(Records about charts and figures)

┌──

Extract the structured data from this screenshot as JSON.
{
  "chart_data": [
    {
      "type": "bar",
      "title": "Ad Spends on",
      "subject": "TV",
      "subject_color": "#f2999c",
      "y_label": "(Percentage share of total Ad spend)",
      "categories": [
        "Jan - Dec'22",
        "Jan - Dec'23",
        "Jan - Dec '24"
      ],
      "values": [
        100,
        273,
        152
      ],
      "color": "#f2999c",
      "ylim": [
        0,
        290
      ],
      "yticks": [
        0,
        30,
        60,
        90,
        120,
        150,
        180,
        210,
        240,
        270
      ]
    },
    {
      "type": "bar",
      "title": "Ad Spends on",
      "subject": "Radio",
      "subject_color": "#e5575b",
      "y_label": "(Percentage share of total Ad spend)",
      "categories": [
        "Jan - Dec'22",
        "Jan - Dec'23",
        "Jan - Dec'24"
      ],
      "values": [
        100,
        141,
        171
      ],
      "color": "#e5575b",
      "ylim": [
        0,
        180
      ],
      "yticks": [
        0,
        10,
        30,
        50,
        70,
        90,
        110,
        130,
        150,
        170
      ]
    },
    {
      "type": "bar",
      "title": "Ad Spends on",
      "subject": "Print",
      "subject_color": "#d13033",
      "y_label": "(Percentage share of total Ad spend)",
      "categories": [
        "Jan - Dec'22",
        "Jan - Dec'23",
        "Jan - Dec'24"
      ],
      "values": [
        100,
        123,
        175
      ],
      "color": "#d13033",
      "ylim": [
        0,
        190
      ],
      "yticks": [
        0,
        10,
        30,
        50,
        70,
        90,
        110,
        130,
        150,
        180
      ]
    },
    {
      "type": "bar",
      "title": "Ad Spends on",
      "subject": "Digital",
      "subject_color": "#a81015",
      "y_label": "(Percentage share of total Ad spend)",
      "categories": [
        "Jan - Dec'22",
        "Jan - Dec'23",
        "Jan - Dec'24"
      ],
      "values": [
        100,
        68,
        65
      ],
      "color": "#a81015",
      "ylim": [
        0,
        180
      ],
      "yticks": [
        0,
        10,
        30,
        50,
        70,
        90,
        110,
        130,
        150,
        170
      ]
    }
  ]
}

└──

Exercise description -> Reproduce the records word for word.

Exercise response ->
Extract the structured data from this screenshot as JSON.
{
  "chart_data": [
    {
      "type": "bar",
      "title": "Ad Spends on",
      "subject": "TV",
      "subject_color": "#f2999c",
      "y_label": "(Percentage share of total Ad spend)",
      "categories": [
        "Jan - Dec'22",
        "Jan - Dec'23",
        "Jan - Dec '24"
      ],
      "values": [
        100,
        273,
        152
      ],
      "color": "#f2999c",
      "ylim": [
        0,
        290
      ],
      "yticks": [
        0,
        30,
        60,
        90,
        120,
        150,
        180,
        210,
        240,
        270
      ]
    },
    {
      "type": "bar",
      "title": "Ad Spends on",
      "subject": "Radio",
      "subject_color": "#e5575b",
      "y_label": "(Percentage share of total Ad spend)",
      "categories": [
        "Jan - Dec'22",
        "Jan - Dec'23",
        "Jan - Dec'24"
      ],
      "values": [
        100,
        141,
        171
      ],
      "color": "#e5575b",
      "ylim": [
        0,
        180
      ],
      "yticks": [
        0,
        10,
        30,
        50,
        70,
        90,
        110,
        130,
        150,
        170
      ]
    },
    {
      "type": "bar",
      "title": "Ad Spends on",
      "subject": "Print",
      "subject_color": "#d13033",
      "y_label": "(Percentage share of total Ad spend)",
      "categories": [
        "Jan - Dec'22",
        "Jan - Dec'23",
        "Jan - Dec'24"
      ],
      "values": [
        100,
        123,
        175
      ],
      "color": "#d13033",
      "ylim": [
        0,
        190
      ],
      "yticks": [
        0,
        10,
        30,
        50,
        70,
        90,
        110,
        130,
        150,
        180
      ]
    },
    {
      "type": "bar",
      "title": "Ad Spends on",
      "subject": "Digital",
      "subject_color": "#a81015",
      "y_label": "(Percentage share of total Ad spend)",
      "categories": [
        "Jan - Dec'22",
        "Jan - Dec'23",
        "Jan - Dec'24"
      ],
      "values": [
        100,
        68,
        65
      ],
      "color": "#a81015",
      "ylim": [
        0,
        180
      ],
      "yticks": [
        0,
        10,
        30,
        50,
        70,
        90,
        110,
        130,
        150,
        170
      ]
    }
  ]
}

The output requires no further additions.